Task inputs »
----
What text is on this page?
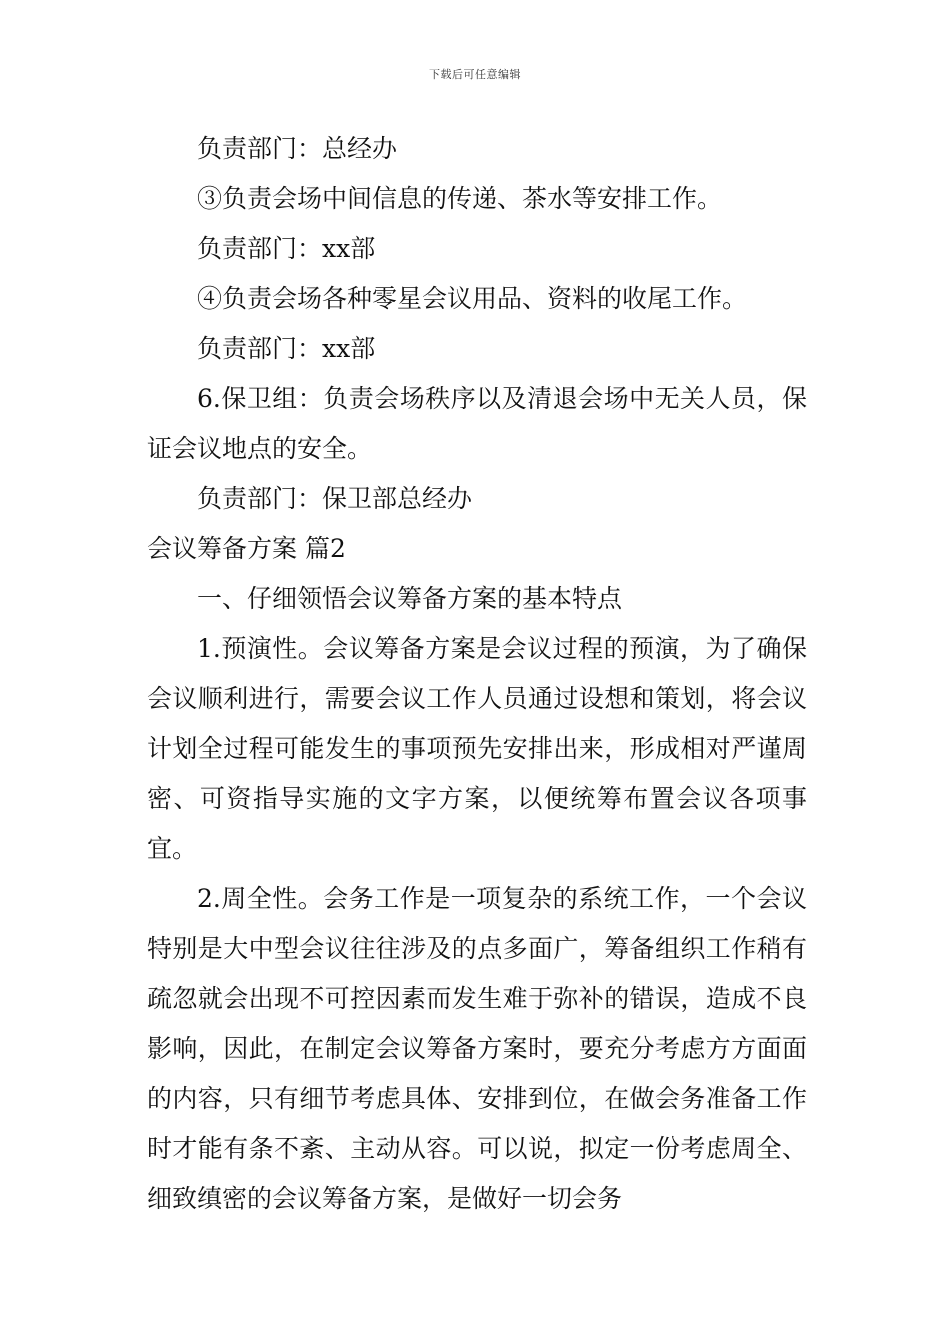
下载后可任意编辑

负责部门：总经办

③负责会场中间信息的传递、茶水等安排工作。

负责部门：xx部

④负责会场各种零星会议用品、资料的收尾工作。

负责部门：xx部

6.保卫组：负责会场秩序以及清退会场中无关人员，保证会议地点的安全。

负责部门：保卫部总经办

会议筹备方案 篇2

一、仔细领悟会议筹备方案的基本特点

1.预演性。会议筹备方案是会议过程的预演，为了确保会议顺利进行，需要会议工作人员通过设想和策划，将会议计划全过程可能发生的事项预先安排出来，形成相对严谨周密、可资指导实施的文字方案，以便统筹布置会议各项事宜。

2.周全性。会务工作是一项复杂的系统工作，一个会议特别是大中型会议往往涉及的点多面广，筹备组织工作稍有疏忽就会出现不可控因素而发生难于弥补的错误，造成不良影响，因此，在制定会议筹备方案时，要充分考虑方方面面的内容，只有细节考虑具体、安排到位，在做会务准备工作时才能有条不紊、主动从容。可以说，拟定一份考虑周全、细致缜密的会议筹备方案，是做好一切会务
----
Exercise brief » The records above are to be restated exactly, without their pictures.

Solution »
What text is on this page?
下载后可任意编辑

负责部门：总经办

③负责会场中间信息的传递、茶水等安排工作。

负责部门：xx部

④负责会场各种零星会议用品、资料的收尾工作。

负责部门：xx部

6.保卫组：负责会场秩序以及清退会场中无关人员，保证会议地点的安全。

负责部门：保卫部总经办

会议筹备方案 篇2

一、仔细领悟会议筹备方案的基本特点

1.预演性。会议筹备方案是会议过程的预演，为了确保会议顺利进行，需要会议工作人员通过设想和策划，将会议计划全过程可能发生的事项预先安排出来，形成相对严谨周密、可资指导实施的文字方案，以便统筹布置会议各项事宜。

2.周全性。会务工作是一项复杂的系统工作，一个会议特别是大中型会议往往涉及的点多面广，筹备组织工作稍有疏忽就会出现不可控因素而发生难于弥补的错误，造成不良影响，因此，在制定会议筹备方案时，要充分考虑方方面面的内容，只有细节考虑具体、安排到位，在做会务准备工作时才能有条不紊、主动从容。可以说，拟定一份考虑周全、细致缜密的会议筹备方案，是做好一切会务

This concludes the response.